INSTRUCTION:
Copy out the whole listing exactly as written, leaving the pictures behind.

====== DATA FOR THIS EXERCISE ======

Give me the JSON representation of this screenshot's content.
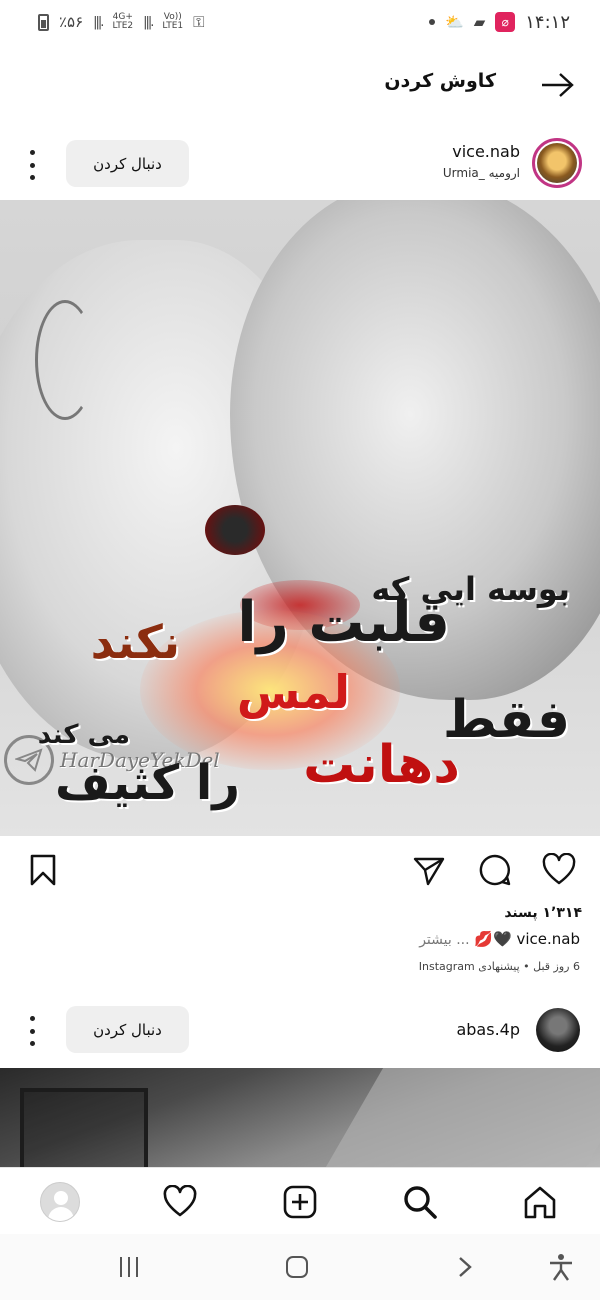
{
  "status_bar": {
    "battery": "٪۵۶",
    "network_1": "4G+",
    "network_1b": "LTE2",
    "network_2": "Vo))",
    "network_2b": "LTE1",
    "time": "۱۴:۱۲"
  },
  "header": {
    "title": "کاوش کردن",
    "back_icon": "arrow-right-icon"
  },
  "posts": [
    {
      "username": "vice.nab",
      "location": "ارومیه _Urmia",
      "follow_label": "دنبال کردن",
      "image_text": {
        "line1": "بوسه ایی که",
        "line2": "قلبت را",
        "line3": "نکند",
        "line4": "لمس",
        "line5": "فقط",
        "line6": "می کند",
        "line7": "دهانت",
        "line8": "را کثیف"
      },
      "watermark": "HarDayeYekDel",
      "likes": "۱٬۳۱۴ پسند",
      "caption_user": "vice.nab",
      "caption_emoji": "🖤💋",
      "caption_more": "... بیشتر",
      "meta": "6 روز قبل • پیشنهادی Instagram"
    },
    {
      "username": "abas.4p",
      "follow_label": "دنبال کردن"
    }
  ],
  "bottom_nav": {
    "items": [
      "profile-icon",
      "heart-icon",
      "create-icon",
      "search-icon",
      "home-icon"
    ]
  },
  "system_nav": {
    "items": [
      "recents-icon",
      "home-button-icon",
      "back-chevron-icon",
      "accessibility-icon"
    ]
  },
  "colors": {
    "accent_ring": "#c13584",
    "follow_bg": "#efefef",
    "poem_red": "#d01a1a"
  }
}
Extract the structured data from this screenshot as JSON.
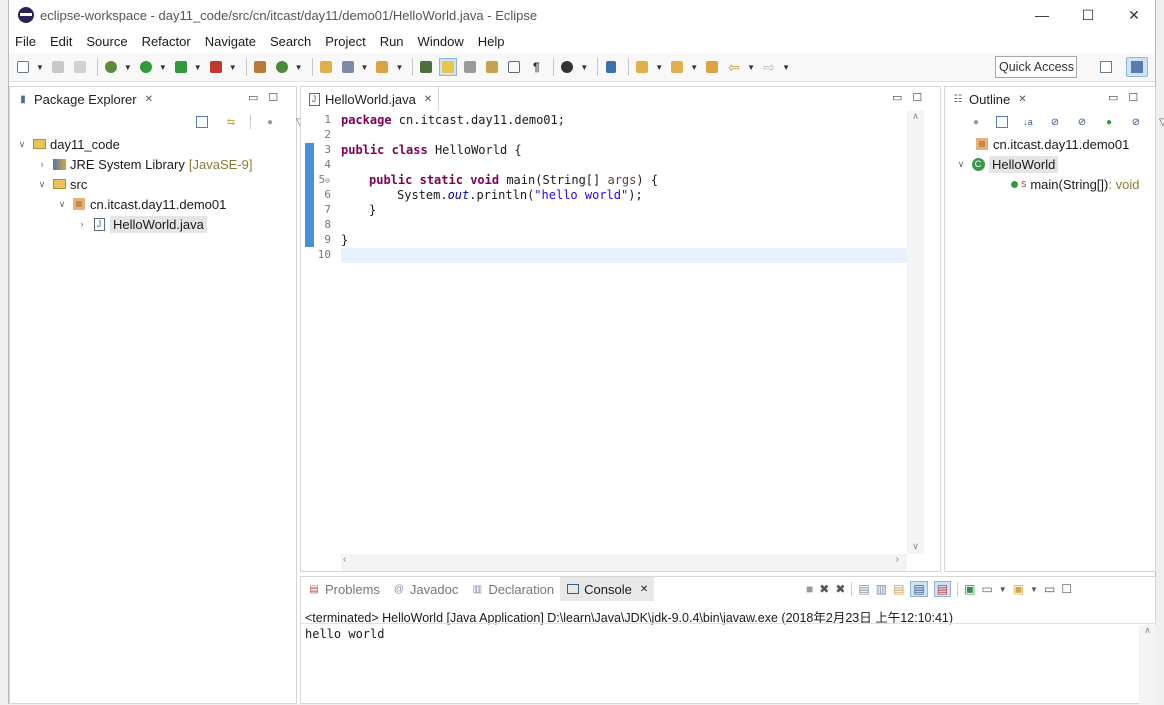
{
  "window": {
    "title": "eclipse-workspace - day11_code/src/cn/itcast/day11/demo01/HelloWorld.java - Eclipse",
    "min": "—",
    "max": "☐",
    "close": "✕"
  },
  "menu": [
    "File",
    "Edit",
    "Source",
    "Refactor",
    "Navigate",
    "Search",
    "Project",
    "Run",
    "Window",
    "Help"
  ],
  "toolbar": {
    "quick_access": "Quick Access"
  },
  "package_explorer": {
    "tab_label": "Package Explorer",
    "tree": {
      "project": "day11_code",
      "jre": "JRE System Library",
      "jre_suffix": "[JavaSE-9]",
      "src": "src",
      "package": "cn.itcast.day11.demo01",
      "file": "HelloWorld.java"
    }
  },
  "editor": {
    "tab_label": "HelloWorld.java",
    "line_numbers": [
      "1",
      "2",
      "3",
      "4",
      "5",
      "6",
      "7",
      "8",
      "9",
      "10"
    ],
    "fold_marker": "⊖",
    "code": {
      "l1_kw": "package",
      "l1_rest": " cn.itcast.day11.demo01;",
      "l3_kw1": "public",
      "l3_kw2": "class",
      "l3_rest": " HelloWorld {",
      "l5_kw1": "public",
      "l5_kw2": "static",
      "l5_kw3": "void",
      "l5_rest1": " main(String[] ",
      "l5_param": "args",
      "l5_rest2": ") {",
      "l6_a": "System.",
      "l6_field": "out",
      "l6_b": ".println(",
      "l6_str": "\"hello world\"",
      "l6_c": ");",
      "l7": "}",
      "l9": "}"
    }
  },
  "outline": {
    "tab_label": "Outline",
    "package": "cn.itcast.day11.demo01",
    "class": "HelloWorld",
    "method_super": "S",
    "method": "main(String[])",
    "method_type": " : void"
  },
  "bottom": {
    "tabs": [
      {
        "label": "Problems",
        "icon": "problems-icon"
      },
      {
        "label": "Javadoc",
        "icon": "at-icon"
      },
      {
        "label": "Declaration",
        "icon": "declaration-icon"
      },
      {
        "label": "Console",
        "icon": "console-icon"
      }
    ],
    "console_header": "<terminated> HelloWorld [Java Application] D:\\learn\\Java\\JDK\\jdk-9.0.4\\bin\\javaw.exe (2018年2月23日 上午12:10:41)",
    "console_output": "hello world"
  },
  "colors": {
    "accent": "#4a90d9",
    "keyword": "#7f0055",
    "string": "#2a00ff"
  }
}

======

SOLUTION BELOW:
Give me the JSON representation of this screenshot's content.
{
  "status_bar": {
    "battery": "٪۵۶",
    "network_1": "4G+",
    "network_1b": "LTE2",
    "network_2": "Vo))",
    "network_2b": "LTE1",
    "time": "۱۴:۱۲"
  },
  "header": {
    "title": "کاوش کردن",
    "back_icon": "arrow-right-icon"
  },
  "posts": [
    {
      "username": "vice.nab",
      "location": "ارومیه _Urmia",
      "follow_label": "دنبال کردن",
      "image_text": {
        "line1": "بوسه ایی که",
        "line2": "قلبت را",
        "line3": "نکند",
        "line4": "لمس",
        "line5": "فقط",
        "line6": "می کند",
        "line7": "دهانت",
        "line8": "را کثیف"
      },
      "watermark": "HarDayeYekDel",
      "likes": "۱٬۳۱۴ پسند",
      "caption_user": "vice.nab",
      "caption_emoji": "🖤💋",
      "caption_more": "... بیشتر",
      "meta": "6 روز قبل • پیشنهادی Instagram"
    },
    {
      "username": "abas.4p",
      "follow_label": "دنبال کردن"
    }
  ],
  "bottom_nav": {
    "items": [
      "profile-icon",
      "heart-icon",
      "create-icon",
      "search-icon",
      "home-icon"
    ]
  },
  "system_nav": {
    "items": [
      "recents-icon",
      "home-button-icon",
      "back-chevron-icon",
      "accessibility-icon"
    ]
  },
  "colors": {
    "accent_ring": "#c13584",
    "follow_bg": "#efefef",
    "poem_red": "#d01a1a"
  }
}
Extract the structured data from this screenshot as JSON.
{
  "window": {
    "title": "eclipse-workspace - day11_code/src/cn/itcast/day11/demo01/HelloWorld.java - Eclipse",
    "min": "—",
    "max": "☐",
    "close": "✕"
  },
  "menu": [
    "File",
    "Edit",
    "Source",
    "Refactor",
    "Navigate",
    "Search",
    "Project",
    "Run",
    "Window",
    "Help"
  ],
  "toolbar": {
    "quick_access": "Quick Access"
  },
  "package_explorer": {
    "tab_label": "Package Explorer",
    "tree": {
      "project": "day11_code",
      "jre": "JRE System Library",
      "jre_suffix": "[JavaSE-9]",
      "src": "src",
      "package": "cn.itcast.day11.demo01",
      "file": "HelloWorld.java"
    }
  },
  "editor": {
    "tab_label": "HelloWorld.java",
    "line_numbers": [
      "1",
      "2",
      "3",
      "4",
      "5",
      "6",
      "7",
      "8",
      "9",
      "10"
    ],
    "fold_marker": "⊖",
    "code": {
      "l1_kw": "package",
      "l1_rest": " cn.itcast.day11.demo01;",
      "l3_kw1": "public",
      "l3_kw2": "class",
      "l3_rest": " HelloWorld {",
      "l5_kw1": "public",
      "l5_kw2": "static",
      "l5_kw3": "void",
      "l5_rest1": " main(String[] ",
      "l5_param": "args",
      "l5_rest2": ") {",
      "l6_a": "System.",
      "l6_field": "out",
      "l6_b": ".println(",
      "l6_str": "\"hello world\"",
      "l6_c": ");",
      "l7": "}",
      "l9": "}"
    }
  },
  "outline": {
    "tab_label": "Outline",
    "package": "cn.itcast.day11.demo01",
    "class": "HelloWorld",
    "method_super": "S",
    "method": "main(String[])",
    "method_type": " : void"
  },
  "bottom": {
    "tabs": [
      {
        "label": "Problems",
        "icon": "problems-icon"
      },
      {
        "label": "Javadoc",
        "icon": "at-icon"
      },
      {
        "label": "Declaration",
        "icon": "declaration-icon"
      },
      {
        "label": "Console",
        "icon": "console-icon"
      }
    ],
    "console_header": "<terminated> HelloWorld [Java Application] D:\\learn\\Java\\JDK\\jdk-9.0.4\\bin\\javaw.exe (2018年2月23日 上午12:10:41)",
    "console_output": "hello world"
  },
  "colors": {
    "accent": "#4a90d9",
    "keyword": "#7f0055",
    "string": "#2a00ff"
  }
}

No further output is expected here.